**Dataset records**
** Begin **

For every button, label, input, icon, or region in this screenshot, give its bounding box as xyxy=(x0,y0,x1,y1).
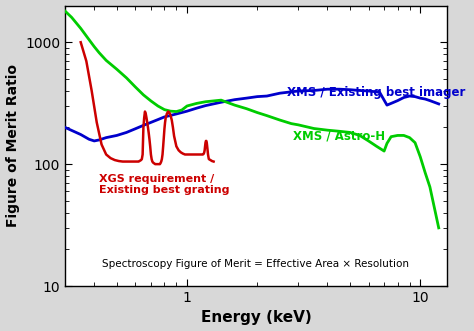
X-axis label: Energy (keV): Energy (keV) xyxy=(201,310,311,325)
Y-axis label: Figure of Merit Ratio: Figure of Merit Ratio xyxy=(6,64,19,227)
Text: XMS / Astro-H: XMS / Astro-H xyxy=(293,129,385,143)
Text: XMS / Existing best imager: XMS / Existing best imager xyxy=(287,86,466,99)
Text: Spectroscopy Figure of Merit = Effective Area × Resolution: Spectroscopy Figure of Merit = Effective… xyxy=(102,259,410,269)
Text: XGS requirement /
Existing best grating: XGS requirement / Existing best grating xyxy=(99,174,230,195)
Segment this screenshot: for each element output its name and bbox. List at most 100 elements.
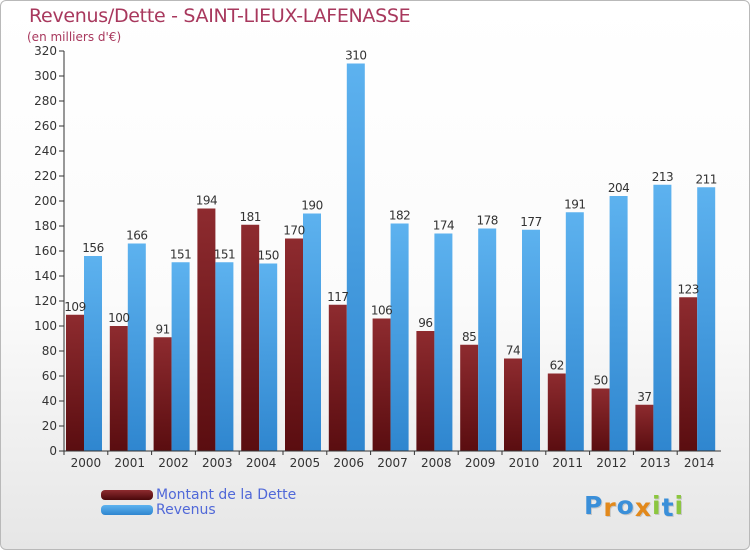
data-label-dette: 181 (239, 210, 260, 224)
data-label-dette: 109 (64, 300, 85, 314)
bar-dette (109, 326, 128, 451)
bar-revenus (653, 184, 672, 451)
data-label-dette: 106 (371, 304, 392, 318)
bar-dette (679, 297, 698, 451)
bar-revenus (259, 263, 278, 451)
bar-revenus (522, 229, 540, 451)
proxiti-logo: Proxiti (584, 491, 685, 522)
bar-dette (285, 238, 303, 451)
bar-revenus (609, 196, 628, 451)
data-label-revenus: 174 (433, 219, 454, 233)
bar-dette (504, 358, 522, 451)
y-tick-label: 200 (34, 194, 57, 208)
x-tick-label: 2007 (377, 456, 408, 470)
x-tick-label: 2005 (290, 456, 321, 470)
legend-swatch-dette (101, 490, 153, 500)
bar-dette (416, 331, 435, 451)
data-label-dette: 37 (637, 390, 651, 404)
data-label-revenus: 178 (476, 214, 497, 228)
data-label-dette: 123 (677, 282, 698, 296)
x-tick-label: 2008 (421, 456, 452, 470)
legend-label-revenus: Revenus (156, 502, 216, 518)
y-tick-label: 260 (34, 119, 57, 133)
y-tick-label: 100 (34, 319, 57, 333)
x-tick-label: 2006 (333, 456, 364, 470)
bar-revenus (127, 243, 146, 451)
bar-dette (153, 337, 172, 451)
x-tick-label: 2004 (246, 456, 277, 470)
data-label-revenus: 151 (214, 247, 235, 261)
data-label-dette: 85 (462, 330, 476, 344)
data-label-dette: 50 (593, 374, 607, 388)
x-tick-label: 2009 (465, 456, 496, 470)
data-label-dette: 100 (108, 311, 129, 325)
chart-subtitle: (en milliers d'€) (27, 30, 122, 44)
bar-revenus (697, 187, 716, 451)
y-tick-label: 20 (42, 419, 57, 433)
y-tick-label: 0 (49, 444, 57, 458)
y-tick-label: 280 (34, 94, 57, 108)
data-label-revenus: 150 (257, 249, 278, 263)
bar-dette (460, 344, 479, 451)
data-label-dette: 74 (506, 344, 520, 358)
x-tick-label: 2003 (202, 456, 233, 470)
y-tick-label: 240 (34, 144, 57, 158)
data-label-revenus: 182 (389, 209, 410, 223)
x-tick-label: 2002 (158, 456, 189, 470)
chart-title: Revenus/Dette - SAINT-LIEUX-LAFENASSE (29, 5, 411, 27)
x-tick-label: 2013 (640, 456, 671, 470)
bar-dette (66, 314, 84, 451)
bar-dette (241, 224, 260, 451)
data-label-revenus: 191 (564, 197, 585, 211)
data-label-revenus: 177 (520, 215, 541, 229)
bar-revenus (303, 213, 321, 451)
bar-revenus (215, 262, 234, 451)
y-tick-label: 220 (34, 169, 57, 183)
data-label-dette: 170 (283, 224, 304, 238)
bar-dette (372, 318, 391, 451)
bar-dette (635, 404, 654, 451)
x-tick-label: 2011 (552, 456, 583, 470)
data-label-revenus: 151 (170, 247, 191, 261)
x-tick-label: 2014 (684, 456, 715, 470)
y-tick-label: 80 (42, 344, 57, 358)
bar-revenus (390, 223, 409, 451)
legend-swatch-revenus (101, 505, 153, 515)
bar-revenus (565, 212, 584, 451)
data-label-revenus: 190 (301, 199, 322, 213)
y-tick-label: 300 (34, 69, 57, 83)
y-tick-label: 140 (34, 269, 57, 283)
bar-revenus (84, 256, 102, 451)
data-label-revenus: 166 (126, 229, 147, 243)
x-tick-label: 2000 (71, 456, 102, 470)
bar-revenus (434, 233, 453, 451)
y-tick-label: 120 (34, 294, 57, 308)
bar-dette (328, 304, 347, 451)
data-label-dette: 194 (196, 194, 217, 208)
bar-dette (197, 208, 216, 451)
y-tick-label: 320 (34, 44, 57, 58)
x-tick-label: 2001 (114, 456, 145, 470)
data-label-revenus: 213 (652, 170, 673, 184)
data-label-revenus: 211 (695, 172, 716, 186)
data-label-dette: 91 (155, 322, 169, 336)
data-label-revenus: 204 (608, 181, 629, 195)
legend-label-dette: Montant de la Dette (156, 487, 297, 503)
y-tick-label: 40 (42, 394, 57, 408)
data-label-revenus: 310 (345, 49, 366, 63)
data-label-dette: 62 (550, 359, 564, 373)
bar-dette (591, 388, 610, 451)
data-label-dette: 96 (418, 316, 432, 330)
x-tick-label: 2012 (596, 456, 627, 470)
bar-revenus (171, 262, 190, 451)
bar-revenus (478, 228, 497, 451)
y-tick-label: 160 (34, 244, 57, 258)
bar-revenus (346, 63, 365, 451)
bar-dette (547, 373, 566, 451)
y-tick-label: 180 (34, 219, 57, 233)
y-tick-label: 60 (42, 369, 57, 383)
data-label-dette: 117 (327, 290, 348, 304)
x-tick-label: 2010 (509, 456, 540, 470)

** End **

**Required task**
Pull every line of text from the material above and reproduce it word for word, leaving the pictures out.

**Solution to this task**
For every button, label, input, icon, or region in this screenshot, give its bounding box as xyxy=(x0,y0,x1,y1).
X-axis label: Energy (keV): Energy (keV) xyxy=(201,310,311,325)
Y-axis label: Figure of Merit Ratio: Figure of Merit Ratio xyxy=(6,64,19,227)
Text: XMS / Astro-H: XMS / Astro-H xyxy=(293,129,385,143)
Text: XMS / Existing best imager: XMS / Existing best imager xyxy=(287,86,466,99)
Text: Spectroscopy Figure of Merit = Effective Area × Resolution: Spectroscopy Figure of Merit = Effective… xyxy=(102,259,410,269)
Text: XGS requirement /
Existing best grating: XGS requirement / Existing best grating xyxy=(99,174,230,195)
Segment this screenshot: for each element output its name and bbox. List at most 100 elements.
data-label-dette: 181 (239, 210, 260, 224)
data-label-dette: 109 (64, 300, 85, 314)
bar-dette (109, 326, 128, 451)
bar-revenus (653, 184, 672, 451)
data-label-dette: 106 (371, 304, 392, 318)
bar-dette (679, 297, 698, 451)
bar-revenus (259, 263, 278, 451)
bar-revenus (522, 229, 540, 451)
proxiti-logo: Proxiti (584, 491, 685, 522)
bar-dette (285, 238, 303, 451)
bar-revenus (609, 196, 628, 451)
data-label-revenus: 174 (433, 219, 454, 233)
bar-dette (504, 358, 522, 451)
y-tick-label: 200 (34, 194, 57, 208)
x-tick-label: 2007 (377, 456, 408, 470)
x-tick-label: 2005 (290, 456, 321, 470)
legend-swatch-dette (101, 490, 153, 500)
bar-dette (416, 331, 435, 451)
data-label-dette: 37 (637, 390, 651, 404)
data-label-revenus: 178 (476, 214, 497, 228)
data-label-dette: 123 (677, 282, 698, 296)
x-tick-label: 2008 (421, 456, 452, 470)
legend-label-revenus: Revenus (156, 502, 216, 518)
y-tick-label: 260 (34, 119, 57, 133)
y-tick-label: 100 (34, 319, 57, 333)
x-tick-label: 2006 (333, 456, 364, 470)
bar-revenus (127, 243, 146, 451)
bar-dette (153, 337, 172, 451)
x-tick-label: 2004 (246, 456, 277, 470)
data-label-revenus: 151 (214, 247, 235, 261)
data-label-dette: 85 (462, 330, 476, 344)
data-label-dette: 50 (593, 374, 607, 388)
x-tick-label: 2009 (465, 456, 496, 470)
data-label-dette: 100 (108, 311, 129, 325)
chart-subtitle: (en milliers d'€) (27, 30, 122, 44)
bar-revenus (697, 187, 716, 451)
y-tick-label: 20 (42, 419, 57, 433)
y-tick-label: 0 (49, 444, 57, 458)
y-tick-label: 280 (34, 94, 57, 108)
data-label-revenus: 150 (257, 249, 278, 263)
bar-dette (460, 344, 479, 451)
data-label-dette: 74 (506, 344, 520, 358)
x-tick-label: 2003 (202, 456, 233, 470)
y-tick-label: 240 (34, 144, 57, 158)
data-label-revenus: 182 (389, 209, 410, 223)
x-tick-label: 2002 (158, 456, 189, 470)
chart-title: Revenus/Dette - SAINT-LIEUX-LAFENASSE (29, 5, 411, 27)
x-tick-label: 2013 (640, 456, 671, 470)
bar-dette (66, 314, 84, 451)
bar-dette (241, 224, 260, 451)
data-label-revenus: 191 (564, 197, 585, 211)
data-label-revenus: 177 (520, 215, 541, 229)
bar-revenus (303, 213, 321, 451)
bar-revenus (215, 262, 234, 451)
y-tick-label: 220 (34, 169, 57, 183)
data-label-dette: 170 (283, 224, 304, 238)
bar-dette (372, 318, 391, 451)
bar-dette (635, 404, 654, 451)
x-tick-label: 2011 (552, 456, 583, 470)
data-label-revenus: 151 (170, 247, 191, 261)
x-tick-label: 2014 (684, 456, 715, 470)
y-tick-label: 80 (42, 344, 57, 358)
bar-revenus (390, 223, 409, 451)
legend-swatch-revenus (101, 505, 153, 515)
bar-revenus (565, 212, 584, 451)
data-label-revenus: 190 (301, 199, 322, 213)
y-tick-label: 300 (34, 69, 57, 83)
y-tick-label: 140 (34, 269, 57, 283)
bar-revenus (84, 256, 102, 451)
data-label-revenus: 166 (126, 229, 147, 243)
x-tick-label: 2000 (71, 456, 102, 470)
bar-revenus (434, 233, 453, 451)
y-tick-label: 120 (34, 294, 57, 308)
bar-dette (328, 304, 347, 451)
data-label-dette: 194 (196, 194, 217, 208)
bar-dette (197, 208, 216, 451)
y-tick-label: 320 (34, 44, 57, 58)
x-tick-label: 2001 (114, 456, 145, 470)
data-label-revenus: 213 (652, 170, 673, 184)
data-label-revenus: 211 (695, 172, 716, 186)
data-label-dette: 91 (155, 322, 169, 336)
data-label-revenus: 204 (608, 181, 629, 195)
legend-label-dette: Montant de la Dette (156, 487, 297, 503)
y-tick-label: 40 (42, 394, 57, 408)
data-label-revenus: 310 (345, 49, 366, 63)
data-label-dette: 62 (550, 359, 564, 373)
bar-dette (591, 388, 610, 451)
data-label-dette: 96 (418, 316, 432, 330)
x-tick-label: 2012 (596, 456, 627, 470)
bar-revenus (171, 262, 190, 451)
bar-revenus (478, 228, 497, 451)
y-tick-label: 160 (34, 244, 57, 258)
bar-revenus (346, 63, 365, 451)
bar-dette (547, 373, 566, 451)
y-tick-label: 180 (34, 219, 57, 233)
y-tick-label: 60 (42, 369, 57, 383)
data-label-dette: 117 (327, 290, 348, 304)
x-tick-label: 2010 (509, 456, 540, 470)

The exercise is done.